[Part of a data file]
>>>

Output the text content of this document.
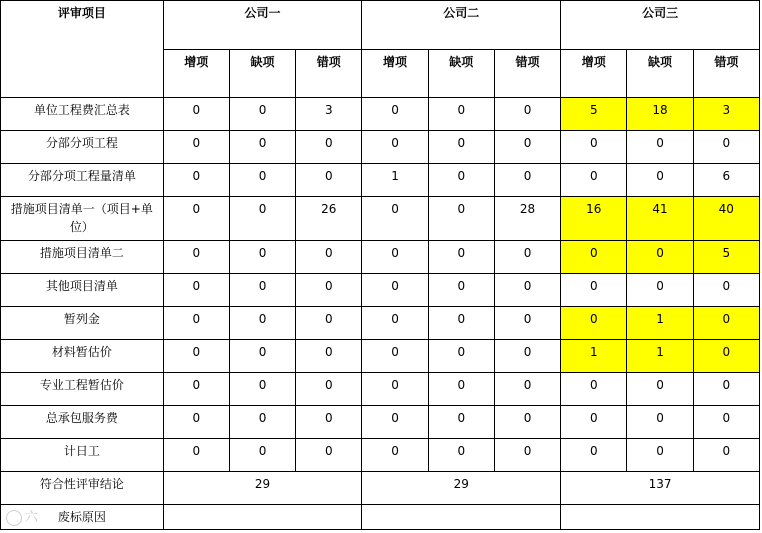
评审项目	公司一			公司二			公司三		
	增项	缺项	错项	增项	缺项	错项	增项	缺项	错项
单位工程费汇总表	0	0	3	0	0	0	5	18	3
分部分项工程	0	0	0	0	0	0	0	0	0
分部分项工程量清单	0	0	0	1	0	0	0	0	6
措施项目清单一（项目+单位）	0	0	26	0	0	28	16	41	40
措施项目清单二	0	0	0	0	0	0	0	0	5
其他项目清单	0	0	0	0	0	0	0	0	0
暂列金	0	0	0	0	0	0	0	1	0
材料暂估价	0	0	0	0	0	0	1	1	0
专业工程暂估价	0	0	0	0	0	0	0	0	0
总承包服务费	0	0	0	0	0	0	0	0	0
计日工	0	0	0	0	0	0	0	0	0
符合性评审结论	29			29			137		
废标原因									
六
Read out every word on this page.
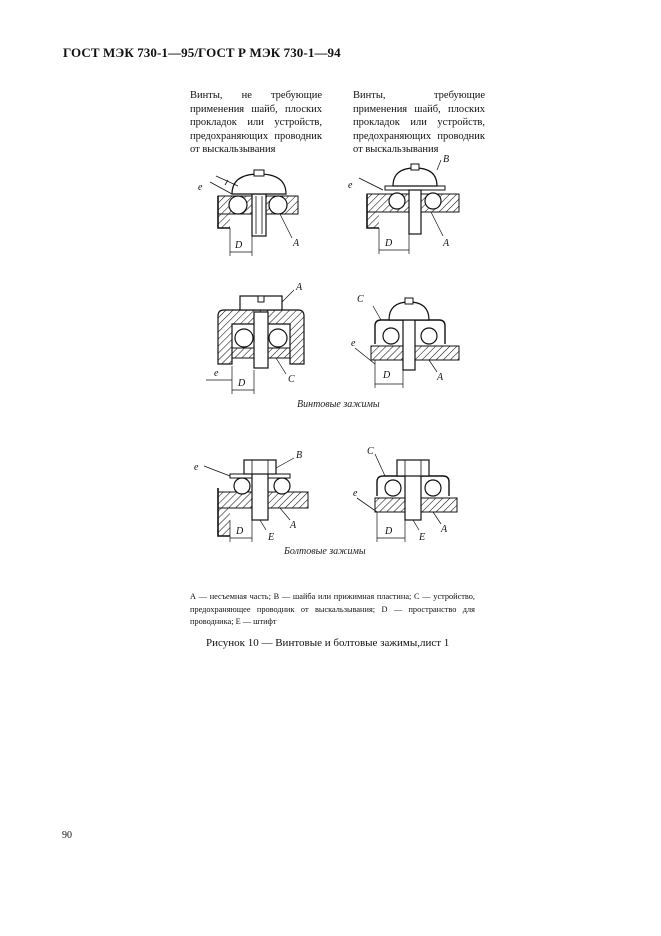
ГОСТ МЭК 730-1—95/ГОСТ Р МЭК 730-1—94
Винты, не требующие применения шайб, плоских прокладок или устройств, предохраняющих проводник от выскальзывания
Винты, требующие применения шайб, плоских прокладок или устройств, предохраняющих проводник от выскальзывания
e
D	A
B
e
D	A
A
C
D
e
C
e
D	A
Винтовые зажимы
B
e
D
E
A
C
e
D
E
A
Болтовые зажимы
А — несъемная часть; В — шайба или прижимная пластина; С — устройство, предохраняющее проводник от выскальзывания; D — пространство для проводника; Е — штифт
Рисунок 10 — Винтовые и болтовые зажимы,лист 1
90
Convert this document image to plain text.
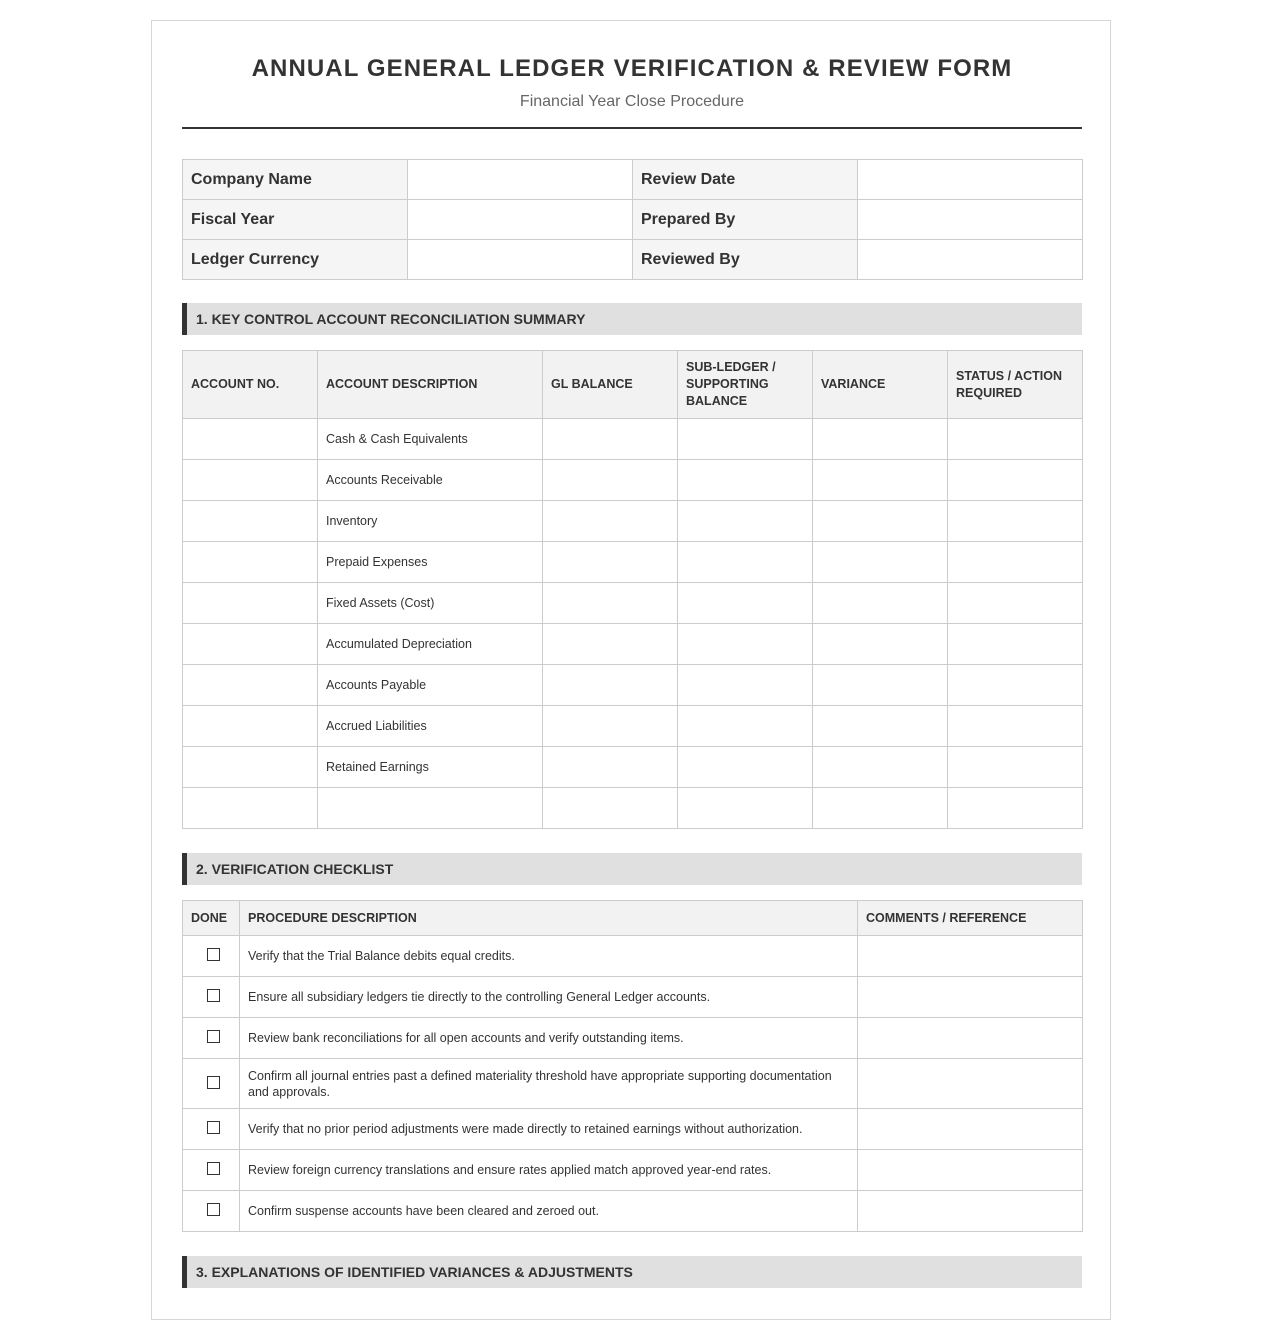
ANNUAL GENERAL LEDGER VERIFICATION & REVIEW FORM
Financial Year Close Procedure
Company Name		Review Date	
Fiscal Year		Prepared By	
Ledger Currency		Reviewed By	
1. KEY CONTROL ACCOUNT RECONCILIATION SUMMARY
ACCOUNT NO.	ACCOUNT DESCRIPTION	GL BALANCE	SUB-LEDGER / SUPPORTING BALANCE	VARIANCE	STATUS / ACTION REQUIRED
	Cash & Cash Equivalents				
	Accounts Receivable				
	Inventory				
	Prepaid Expenses				
	Fixed Assets (Cost)				
	Accumulated Depreciation				
	Accounts Payable				
	Accrued Liabilities				
	Retained Earnings				

2. VERIFICATION CHECKLIST
DONE	PROCEDURE DESCRIPTION	COMMENTS / REFERENCE
	Verify that the Trial Balance debits equal credits.	
	Ensure all subsidiary ledgers tie directly to the controlling General Ledger accounts.	
	Review bank reconciliations for all open accounts and verify outstanding items.	
	Confirm all journal entries past a defined materiality threshold have appropriate supporting documentation and approvals.	
	Verify that no prior period adjustments were made directly to retained earnings without authorization.	
	Review foreign currency translations and ensure rates applied match approved year-end rates.	
	Confirm suspense accounts have been cleared and zeroed out.	
3. EXPLANATIONS OF IDENTIFIED VARIANCES & ADJUSTMENTS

<<<

TASK INSTRUCTIONS —
From the entries above, copy out every line where the string "directly" appears.

WRITTEN SOLUTION —
	Ensure all subsidiary ledgers tie directly to the controlling General Ledger accounts.	
	Verify that no prior period adjustments were made directly to retained earnings without authorization.	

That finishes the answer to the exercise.